◆ STATED TASK ◆
Please print every record below exactly as it appears.

________

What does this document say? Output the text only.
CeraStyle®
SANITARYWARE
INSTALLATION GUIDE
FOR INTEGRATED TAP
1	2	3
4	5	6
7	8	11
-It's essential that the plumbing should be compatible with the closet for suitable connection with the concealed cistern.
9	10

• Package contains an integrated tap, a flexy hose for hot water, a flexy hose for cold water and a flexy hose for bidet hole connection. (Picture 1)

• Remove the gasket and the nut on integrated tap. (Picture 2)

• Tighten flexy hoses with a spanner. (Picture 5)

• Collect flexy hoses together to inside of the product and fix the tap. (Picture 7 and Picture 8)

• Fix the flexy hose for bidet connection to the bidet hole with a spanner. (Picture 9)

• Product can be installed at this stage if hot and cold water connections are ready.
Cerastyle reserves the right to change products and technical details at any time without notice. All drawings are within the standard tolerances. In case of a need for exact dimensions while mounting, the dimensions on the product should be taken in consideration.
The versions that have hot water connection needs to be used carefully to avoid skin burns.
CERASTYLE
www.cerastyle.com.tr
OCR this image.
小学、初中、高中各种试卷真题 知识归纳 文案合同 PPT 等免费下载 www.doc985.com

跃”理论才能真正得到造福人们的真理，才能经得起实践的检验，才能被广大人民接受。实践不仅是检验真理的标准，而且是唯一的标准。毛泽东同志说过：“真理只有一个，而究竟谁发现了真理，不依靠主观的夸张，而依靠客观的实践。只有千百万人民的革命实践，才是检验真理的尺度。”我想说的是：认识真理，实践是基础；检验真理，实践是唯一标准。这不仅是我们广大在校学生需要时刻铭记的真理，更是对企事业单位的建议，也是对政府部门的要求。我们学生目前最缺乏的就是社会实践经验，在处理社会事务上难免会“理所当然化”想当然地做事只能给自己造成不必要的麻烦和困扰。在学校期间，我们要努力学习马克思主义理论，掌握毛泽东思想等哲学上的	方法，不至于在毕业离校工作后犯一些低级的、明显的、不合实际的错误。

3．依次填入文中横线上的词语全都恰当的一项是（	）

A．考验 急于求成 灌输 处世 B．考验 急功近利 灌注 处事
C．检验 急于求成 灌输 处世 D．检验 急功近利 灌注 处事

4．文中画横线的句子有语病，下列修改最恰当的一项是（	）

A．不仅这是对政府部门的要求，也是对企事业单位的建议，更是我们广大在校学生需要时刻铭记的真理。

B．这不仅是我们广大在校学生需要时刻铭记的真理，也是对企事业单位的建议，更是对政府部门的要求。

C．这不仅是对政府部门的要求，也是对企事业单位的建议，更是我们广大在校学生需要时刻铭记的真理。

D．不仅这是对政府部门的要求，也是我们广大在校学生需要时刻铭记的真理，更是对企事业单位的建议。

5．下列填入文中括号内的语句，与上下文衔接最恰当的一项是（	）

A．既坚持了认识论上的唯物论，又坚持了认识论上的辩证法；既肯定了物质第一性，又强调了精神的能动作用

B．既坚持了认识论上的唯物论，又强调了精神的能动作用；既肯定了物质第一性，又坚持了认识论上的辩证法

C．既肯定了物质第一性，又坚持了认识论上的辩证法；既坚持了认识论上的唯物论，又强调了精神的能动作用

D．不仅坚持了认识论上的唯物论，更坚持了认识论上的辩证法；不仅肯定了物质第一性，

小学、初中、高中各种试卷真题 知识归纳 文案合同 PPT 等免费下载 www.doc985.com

________

◆ FINAL RESULT ◆
What does this document say? Output the text only.
CeraStyle®
SANITARYWARE
INSTALLATION GUIDE
FOR INTEGRATED TAP
1	2	3
4	5	6
7	8	11
-It's essential that the plumbing should be compatible with the closet for suitable connection with the concealed cistern.
9	10

• Package contains an integrated tap, a flexy hose for hot water, a flexy hose for cold water and a flexy hose for bidet hole connection. (Picture 1)

• Remove the gasket and the nut on integrated tap. (Picture 2)

• Tighten flexy hoses with a spanner. (Picture 5)

• Collect flexy hoses together to inside of the product and fix the tap. (Picture 7 and Picture 8)

• Fix the flexy hose for bidet connection to the bidet hole with a spanner. (Picture 9)

• Product can be installed at this stage if hot and cold water connections are ready.
Cerastyle reserves the right to change products and technical details at any time without notice. All drawings are within the standard tolerances. In case of a need for exact dimensions while mounting, the dimensions on the product should be taken in consideration.
The versions that have hot water connection needs to be used carefully to avoid skin burns.
CERASTYLE
www.cerastyle.com.tr
OCR this image.
小学、初中、高中各种试卷真题 知识归纳 文案合同 PPT 等免费下载 www.doc985.com

跃”理论才能真正得到造福人们的真理，才能经得起实践的检验，才能被广大人民接受。实践不仅是检验真理的标准，而且是唯一的标准。毛泽东同志说过：“真理只有一个，而究竟谁发现了真理，不依靠主观的夸张，而依靠客观的实践。只有千百万人民的革命实践，才是检验真理的尺度。”我想说的是：认识真理，实践是基础；检验真理，实践是唯一标准。这不仅是我们广大在校学生需要时刻铭记的真理，更是对企事业单位的建议，也是对政府部门的要求。我们学生目前最缺乏的就是社会实践经验，在处理社会事务上难免会“理所当然化”想当然地做事只能给自己造成不必要的麻烦和困扰。在学校期间，我们要努力学习马克思主义理论，掌握毛泽东思想等哲学上的	方法，不至于在毕业离校工作后犯一些低级的、明显的、不合实际的错误。

3．依次填入文中横线上的词语全都恰当的一项是（	）

A．考验 急于求成 灌输 处世 B．考验 急功近利 灌注 处事
C．检验 急于求成 灌输 处世 D．检验 急功近利 灌注 处事

4．文中画横线的句子有语病，下列修改最恰当的一项是（	）

A．不仅这是对政府部门的要求，也是对企事业单位的建议，更是我们广大在校学生需要时刻铭记的真理。

B．这不仅是我们广大在校学生需要时刻铭记的真理，也是对企事业单位的建议，更是对政府部门的要求。

C．这不仅是对政府部门的要求，也是对企事业单位的建议，更是我们广大在校学生需要时刻铭记的真理。

D．不仅这是对政府部门的要求，也是我们广大在校学生需要时刻铭记的真理，更是对企事业单位的建议。

5．下列填入文中括号内的语句，与上下文衔接最恰当的一项是（	）

A．既坚持了认识论上的唯物论，又坚持了认识论上的辩证法；既肯定了物质第一性，又强调了精神的能动作用

B．既坚持了认识论上的唯物论，又强调了精神的能动作用；既肯定了物质第一性，又坚持了认识论上的辩证法

C．既肯定了物质第一性，又坚持了认识论上的辩证法；既坚持了认识论上的唯物论，又强调了精神的能动作用

D．不仅坚持了认识论上的唯物论，更坚持了认识论上的辩证法；不仅肯定了物质第一性，

小学、初中、高中各种试卷真题 知识归纳 文案合同 PPT 等免费下载 www.doc985.com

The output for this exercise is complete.